§ Task prompt
Gather each line in the entries that includes the string "Default".

§ Excerpted records

——————————

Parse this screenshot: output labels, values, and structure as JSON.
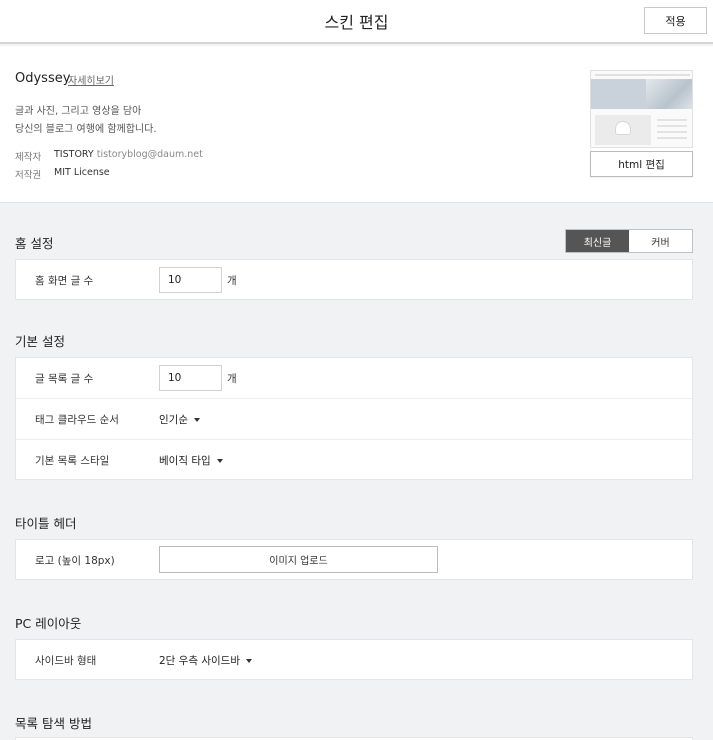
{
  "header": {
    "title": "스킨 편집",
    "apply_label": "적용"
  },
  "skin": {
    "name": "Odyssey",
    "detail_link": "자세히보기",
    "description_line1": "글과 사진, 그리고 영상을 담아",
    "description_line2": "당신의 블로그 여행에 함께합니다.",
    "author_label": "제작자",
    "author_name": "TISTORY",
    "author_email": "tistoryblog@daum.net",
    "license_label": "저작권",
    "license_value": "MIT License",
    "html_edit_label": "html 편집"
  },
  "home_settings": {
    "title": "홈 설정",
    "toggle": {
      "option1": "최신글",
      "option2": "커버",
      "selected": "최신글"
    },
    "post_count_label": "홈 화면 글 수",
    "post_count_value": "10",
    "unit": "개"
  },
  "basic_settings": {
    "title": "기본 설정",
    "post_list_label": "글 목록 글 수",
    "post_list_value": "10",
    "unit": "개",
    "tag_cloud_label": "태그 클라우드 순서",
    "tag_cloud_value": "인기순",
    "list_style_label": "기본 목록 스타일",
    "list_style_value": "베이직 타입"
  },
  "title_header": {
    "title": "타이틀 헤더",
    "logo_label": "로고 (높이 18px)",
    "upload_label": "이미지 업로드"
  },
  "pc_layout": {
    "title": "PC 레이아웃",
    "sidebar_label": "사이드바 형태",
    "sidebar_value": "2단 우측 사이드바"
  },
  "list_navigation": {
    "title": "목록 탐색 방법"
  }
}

——————————

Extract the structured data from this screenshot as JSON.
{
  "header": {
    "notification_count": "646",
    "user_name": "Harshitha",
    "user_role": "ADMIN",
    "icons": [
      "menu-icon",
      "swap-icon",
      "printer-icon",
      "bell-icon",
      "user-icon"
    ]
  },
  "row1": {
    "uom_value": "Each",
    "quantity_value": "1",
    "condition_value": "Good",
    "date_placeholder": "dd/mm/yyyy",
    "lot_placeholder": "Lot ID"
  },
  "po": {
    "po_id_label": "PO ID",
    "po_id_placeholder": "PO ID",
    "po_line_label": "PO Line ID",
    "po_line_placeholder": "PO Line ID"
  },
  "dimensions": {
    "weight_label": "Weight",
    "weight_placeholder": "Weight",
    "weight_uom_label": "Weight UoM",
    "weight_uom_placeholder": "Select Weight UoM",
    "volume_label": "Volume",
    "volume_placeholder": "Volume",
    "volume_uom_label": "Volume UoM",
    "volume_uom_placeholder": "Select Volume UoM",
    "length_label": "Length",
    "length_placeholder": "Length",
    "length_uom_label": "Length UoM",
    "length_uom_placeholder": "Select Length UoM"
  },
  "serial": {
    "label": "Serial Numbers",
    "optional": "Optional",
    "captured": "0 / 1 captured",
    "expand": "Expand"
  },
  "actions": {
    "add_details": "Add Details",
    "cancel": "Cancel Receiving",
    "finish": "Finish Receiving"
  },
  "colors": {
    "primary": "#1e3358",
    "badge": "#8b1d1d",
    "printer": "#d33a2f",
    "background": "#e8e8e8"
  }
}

——————————

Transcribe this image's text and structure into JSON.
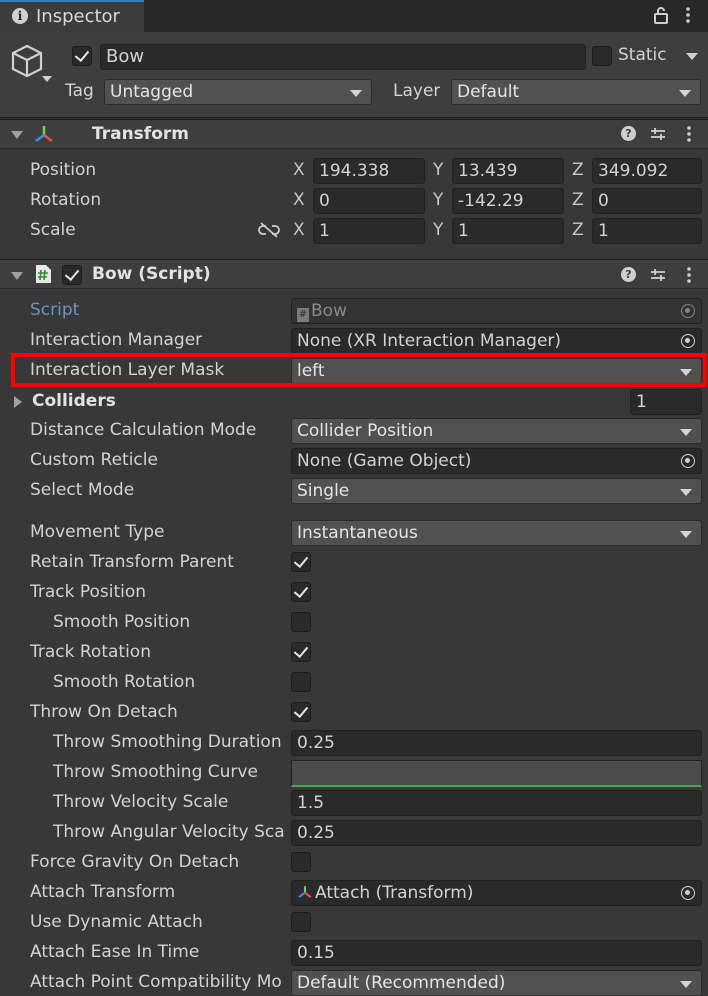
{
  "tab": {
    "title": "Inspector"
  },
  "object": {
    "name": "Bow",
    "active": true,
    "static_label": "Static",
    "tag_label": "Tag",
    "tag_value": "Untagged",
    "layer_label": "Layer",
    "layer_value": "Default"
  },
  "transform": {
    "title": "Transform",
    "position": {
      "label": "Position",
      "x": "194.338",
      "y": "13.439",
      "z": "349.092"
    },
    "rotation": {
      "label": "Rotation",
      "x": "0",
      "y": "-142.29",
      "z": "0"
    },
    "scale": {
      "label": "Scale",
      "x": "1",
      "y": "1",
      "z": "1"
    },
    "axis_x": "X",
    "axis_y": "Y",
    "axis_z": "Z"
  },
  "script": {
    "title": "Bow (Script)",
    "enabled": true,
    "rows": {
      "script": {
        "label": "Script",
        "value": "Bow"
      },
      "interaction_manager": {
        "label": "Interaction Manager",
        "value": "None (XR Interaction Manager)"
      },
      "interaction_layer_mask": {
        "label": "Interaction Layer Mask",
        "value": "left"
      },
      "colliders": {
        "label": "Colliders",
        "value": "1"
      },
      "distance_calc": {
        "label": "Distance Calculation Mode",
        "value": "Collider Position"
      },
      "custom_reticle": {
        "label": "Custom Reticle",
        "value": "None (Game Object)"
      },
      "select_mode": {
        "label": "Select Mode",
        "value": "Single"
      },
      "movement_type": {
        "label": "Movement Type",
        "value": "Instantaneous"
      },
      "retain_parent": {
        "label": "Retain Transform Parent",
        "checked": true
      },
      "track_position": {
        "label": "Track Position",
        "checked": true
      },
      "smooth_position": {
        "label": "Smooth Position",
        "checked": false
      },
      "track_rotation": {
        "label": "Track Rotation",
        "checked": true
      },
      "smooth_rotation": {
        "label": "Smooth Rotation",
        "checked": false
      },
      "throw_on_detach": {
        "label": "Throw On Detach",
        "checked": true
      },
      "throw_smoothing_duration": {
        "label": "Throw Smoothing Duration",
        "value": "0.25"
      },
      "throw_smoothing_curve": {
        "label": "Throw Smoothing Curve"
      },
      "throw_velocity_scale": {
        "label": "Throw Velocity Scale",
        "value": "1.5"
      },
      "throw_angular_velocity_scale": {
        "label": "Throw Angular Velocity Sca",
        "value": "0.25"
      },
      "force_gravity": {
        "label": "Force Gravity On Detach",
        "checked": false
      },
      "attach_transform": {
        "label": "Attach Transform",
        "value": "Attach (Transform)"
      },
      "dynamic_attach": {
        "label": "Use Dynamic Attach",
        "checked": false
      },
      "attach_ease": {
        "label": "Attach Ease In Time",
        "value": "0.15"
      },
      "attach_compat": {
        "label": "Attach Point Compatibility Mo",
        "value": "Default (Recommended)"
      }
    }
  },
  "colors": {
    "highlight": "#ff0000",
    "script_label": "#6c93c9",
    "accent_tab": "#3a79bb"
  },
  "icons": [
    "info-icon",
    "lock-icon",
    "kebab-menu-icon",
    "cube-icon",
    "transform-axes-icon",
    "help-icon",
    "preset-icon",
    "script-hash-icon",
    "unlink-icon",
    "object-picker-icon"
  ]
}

——————————

§ Complete response
    "layer_value": "Default"
        "value": "Default (Recommended)"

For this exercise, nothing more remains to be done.